#### 本文抜粋

その後両者の間で職員交流や訪問団派遣を行った後、1997 年にデラウェア州知事が宮城
県へ訪問、姉妹県州締結に関する議定書に署名を行った。その後 10 年を経て、両者の国
際交流は経済交流に発展(2007 年)し、2011 年 2 月にデラウェア州で初の宮城県によ
る県産品(酒・仙台味噌)販路拡大イベントを行ったことにより、改めて現在の経済交流
を主体とした姉妹県州関係が構築された。
しかし、昨年 2 月のイベントの約1ヶ月後に東日本大震災が発生し、経済交流は中断を
余儀なくされた。そうした中、デラウェア州政府は宮城県のために大規模な義援活動を展
開し、100,000 ドル以上の義援金を集め寄付するなど、多大な支援がなされた。
今回の訪問は震災により停滞している経済交流の再開及び更なる進展を狙うとともに、
州政府から受けた支援に対する感謝の意を表明するという二つの大きな目的を帯びたもの
であった。

########
#### 提供データ

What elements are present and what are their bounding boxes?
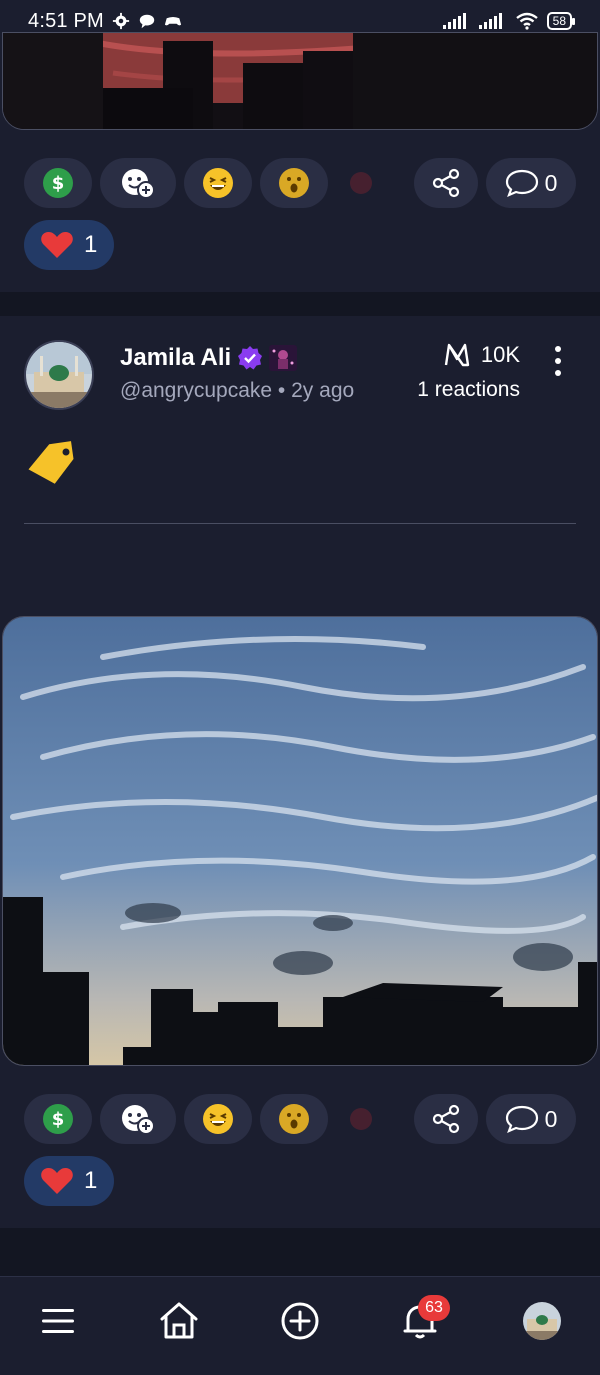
comments-count: 0 xyxy=(544,169,558,196)
surprised-emoji-icon xyxy=(279,168,309,198)
wifi-icon xyxy=(515,12,538,30)
reaction-bar: $ 0 xyxy=(24,1094,576,1144)
views-count: 10K xyxy=(480,342,520,367)
more-reactions-button[interactable] xyxy=(336,158,386,208)
tip-button[interactable]: $ xyxy=(24,1094,92,1144)
nft-badge-icon xyxy=(269,345,298,371)
post-stats: 10K 1 reactions xyxy=(417,342,520,402)
add-emoji-icon xyxy=(122,169,155,199)
add-reaction-button[interactable] xyxy=(100,1094,176,1144)
dollar-coin-icon: $ xyxy=(43,168,73,198)
menu-icon xyxy=(42,1309,74,1333)
tag-icon[interactable] xyxy=(26,440,78,486)
feed-separator xyxy=(0,292,600,316)
comments-button[interactable]: 0 xyxy=(486,158,576,208)
author-avatar[interactable] xyxy=(24,340,94,410)
mosque-avatar-image xyxy=(523,1302,561,1340)
reactions-count[interactable]: 1 reactions xyxy=(417,378,520,402)
add-emoji-icon xyxy=(122,1105,155,1135)
heart-icon xyxy=(41,1168,73,1194)
share-button[interactable] xyxy=(414,1094,478,1144)
author-meta: @angrycupcake • 2y ago xyxy=(120,379,354,403)
dollar-coin-icon: $ xyxy=(43,1104,73,1134)
laughing-emoji-icon xyxy=(203,1104,233,1134)
battery-icon: 58 xyxy=(546,12,576,30)
add-circle-icon xyxy=(281,1302,319,1340)
share-icon xyxy=(432,168,460,198)
add-reaction-button[interactable] xyxy=(100,158,176,208)
more-reactions-button[interactable] xyxy=(336,1094,386,1144)
home-button[interactable] xyxy=(157,1299,201,1343)
cloudy-sky-photo xyxy=(3,617,597,1065)
comments-button[interactable]: 0 xyxy=(486,1094,576,1144)
settings-gear-icon xyxy=(112,12,129,30)
comments-count: 0 xyxy=(544,1105,558,1132)
home-icon xyxy=(160,1302,198,1339)
red-reaction-icon xyxy=(350,172,372,194)
gamepad-icon xyxy=(164,16,181,26)
surprised-emoji-icon xyxy=(279,1104,309,1134)
share-button[interactable] xyxy=(414,158,478,208)
sunset-photo xyxy=(3,33,597,129)
red-reaction-icon xyxy=(350,1108,372,1130)
tip-button[interactable]: $ xyxy=(24,158,92,208)
post-card-previous: $ 0 1 xyxy=(0,32,600,292)
comment-icon xyxy=(505,1105,538,1134)
profile-button[interactable] xyxy=(520,1299,564,1343)
post-card: Jamila Ali @angrycupcake • 2y ago 10K 1 … xyxy=(0,316,600,1228)
comment-icon xyxy=(505,169,538,198)
dot xyxy=(555,358,561,364)
heart-icon xyxy=(41,232,73,258)
mosque-avatar-image xyxy=(26,342,92,408)
heart-reaction-button[interactable]: 1 xyxy=(24,220,114,270)
author-name-row: Jamila Ali xyxy=(120,344,298,372)
menu-button[interactable] xyxy=(36,1299,80,1343)
post-image[interactable] xyxy=(2,616,598,1066)
author-handle[interactable]: @angrycupcake xyxy=(120,379,272,402)
wow-reaction-button[interactable] xyxy=(260,1094,328,1144)
wow-reaction-button[interactable] xyxy=(260,158,328,208)
chat-bubble-icon xyxy=(139,14,155,29)
share-icon xyxy=(432,1104,460,1134)
laugh-reaction-button[interactable] xyxy=(184,1094,252,1144)
notifications-badge: 63 xyxy=(418,1295,450,1321)
laugh-reaction-button[interactable] xyxy=(184,158,252,208)
heart-count: 1 xyxy=(84,1167,98,1194)
post-time: 2y ago xyxy=(291,379,355,402)
more-options-button[interactable] xyxy=(550,346,566,376)
heart-count: 1 xyxy=(84,231,98,258)
feed-separator xyxy=(0,1228,600,1276)
bottom-navigation: 63 xyxy=(0,1276,600,1375)
reaction-bar: $ 0 xyxy=(24,158,576,208)
views-row: 10K xyxy=(417,342,520,368)
svg-text:$: $ xyxy=(52,1109,65,1130)
verified-badge-icon xyxy=(238,346,263,370)
create-post-button[interactable] xyxy=(278,1299,322,1343)
signal-icon xyxy=(442,13,466,29)
status-time: 4:51 PM xyxy=(28,9,104,32)
svg-text:$: $ xyxy=(52,173,65,194)
author-name[interactable]: Jamila Ali xyxy=(120,344,231,372)
signal-icon xyxy=(478,13,502,29)
laughing-emoji-icon xyxy=(203,168,233,198)
post-divider xyxy=(24,523,576,524)
brand-m-icon xyxy=(444,343,470,367)
meta-separator: • xyxy=(277,379,286,402)
dot xyxy=(555,346,561,352)
profile-avatar xyxy=(523,1302,561,1340)
dot xyxy=(555,370,561,376)
heart-reaction-button[interactable]: 1 xyxy=(24,1156,114,1206)
post-image[interactable] xyxy=(2,32,598,130)
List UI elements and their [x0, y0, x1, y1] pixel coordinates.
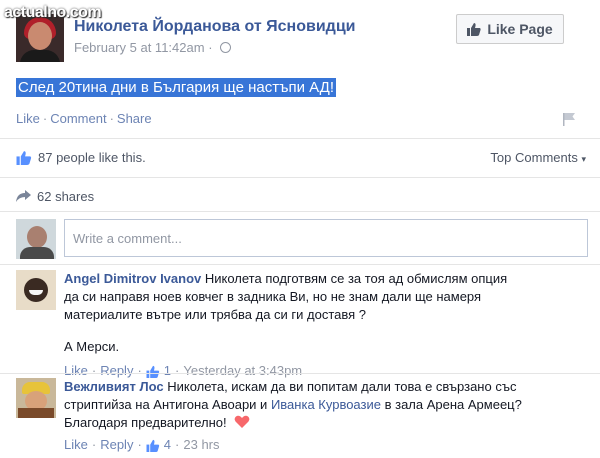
comment-text: А Мерси. — [64, 339, 120, 354]
shares-count-link[interactable]: 62 shares — [37, 189, 94, 204]
post-timestamp[interactable]: February 5 at 11:42am — [74, 40, 205, 55]
dot-separator: · — [208, 40, 217, 55]
divider — [0, 373, 600, 374]
heart-icon — [234, 415, 250, 428]
comment-timestamp[interactable]: 23 hrs — [183, 436, 219, 454]
post-text: След 20тина дни в България ще настъпи АД… — [16, 78, 336, 97]
share-arrow-icon — [16, 190, 31, 202]
watermark: actualno.com — [4, 4, 102, 21]
action-separator: · — [109, 111, 114, 126]
comment-text: в зала Арена Армеец? — [384, 397, 522, 412]
comment-text: Благодаря предварително! — [64, 415, 227, 430]
footer-separator: · — [175, 437, 180, 452]
comment-author[interactable]: Angel Dimitrov Ivanov — [64, 271, 201, 286]
action-separator: · — [42, 111, 48, 126]
page-name-link[interactable]: Николета Йорданова от Ясновидци — [74, 18, 355, 36]
top-comments-dropdown[interactable]: Top Comments ▾ — [490, 150, 586, 165]
comment-like-action[interactable]: Like — [64, 436, 88, 454]
like-page-button[interactable]: Like Page — [456, 14, 564, 44]
divider — [0, 138, 600, 139]
share-action[interactable]: Share — [117, 111, 152, 126]
divider — [0, 177, 600, 178]
user-avatar — [16, 219, 56, 259]
likes-summary: 87 people like this. — [16, 150, 146, 165]
comment-input[interactable]: Write a comment... — [64, 219, 588, 257]
comment-author[interactable]: Вежливият Лос — [64, 379, 164, 394]
caret-down-icon: ▾ — [581, 154, 586, 164]
comment-text: стриптийза на Антигона Авоари и — [64, 397, 268, 412]
top-comments-label: Top Comments — [490, 150, 578, 165]
likes-count-link[interactable]: 87 people like this. — [38, 150, 146, 165]
post-header: Николета Йорданова от Ясновидци February… — [16, 14, 584, 62]
comment-action[interactable]: Comment — [50, 111, 106, 126]
footer-separator: · — [137, 437, 142, 452]
commenter-avatar[interactable] — [16, 270, 56, 310]
divider — [0, 211, 600, 212]
like-action[interactable]: Like — [16, 111, 40, 126]
thumbs-up-icon — [467, 23, 481, 36]
thumbs-up-icon — [146, 439, 159, 452]
comment-text: Николета, искам да ви попитам дали това … — [167, 379, 517, 394]
post-meta: February 5 at 11:42am · — [74, 40, 232, 55]
commenter-avatar[interactable] — [16, 378, 56, 418]
like-page-label: Like Page — [487, 21, 553, 37]
globe-icon — [220, 42, 232, 53]
shares-summary: 62 shares — [16, 189, 94, 204]
mention-link[interactable]: Иванка Курвоазие — [271, 397, 381, 412]
comment-body: Angel Dimitrov Ivanov Николета подготвям… — [64, 270, 588, 380]
thumbs-up-icon — [146, 365, 159, 378]
comment-text: Николета подготвям се за тоя ад обмислям… — [204, 271, 508, 286]
footer-separator: · — [91, 437, 97, 452]
divider — [0, 264, 600, 265]
comment-body: Вежливият Лос Николета, искам да ви попи… — [64, 378, 588, 454]
flag-icon[interactable] — [562, 112, 576, 126]
post-actions: Like · Comment · Share — [16, 111, 152, 126]
comment-text: да си направя ноев ковчег в задника Ви, … — [64, 289, 482, 304]
comment-reply-action[interactable]: Reply — [100, 436, 133, 454]
comment-text: материалите вътре или трябва да си ги до… — [64, 307, 367, 322]
thumbs-up-icon — [16, 151, 32, 165]
comment-footer: Like · Reply · 4 · 23 hrs — [64, 436, 588, 454]
comment-like-count[interactable]: 4 — [164, 436, 171, 454]
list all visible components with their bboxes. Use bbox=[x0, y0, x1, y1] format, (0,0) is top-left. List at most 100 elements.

########

__課題 1__. 宮城県とデラウェア州の交流についての文章から、西暦で書かれている年をすべて挙げてください。
__課題 2__. 宮城県とデラウェア州の交流についての文章を、最後の文の後から続けて書いてください。

__解答例 1__. 1997年、2007年、2011年

__解答例 2__.
2
経済交流の新たなチャレンジ
~仙台味噌の販路開拓に向けたプロモーションイベント~
会場:Dogfish Head Brewing & Eats
本 イ ベ ン ト は 、 地 元 で 非 常 に 人 気 の あ る 地 ビ ー ル メ ー カ ー 直 営 店 Dogfish Head
Brewing & Eats において、同社ビールにマッチする仙台味噌料理を提供しながら、仙台
味噌のいろはについて担当職員からプレゼンを行い、仙台味噌の知名度向上を目指した PR
を行ったものである。また、各料理の評価やコメントについてアンケートを行い、現地に
おける仙台味噌に対する反応や、今後の販路拡大の可能性などについての調査も併せて実
施された。
アンケート内容は、集計後ビール会社と共有する予定で、今後継続的な使用を検討して
もらうための材料となる。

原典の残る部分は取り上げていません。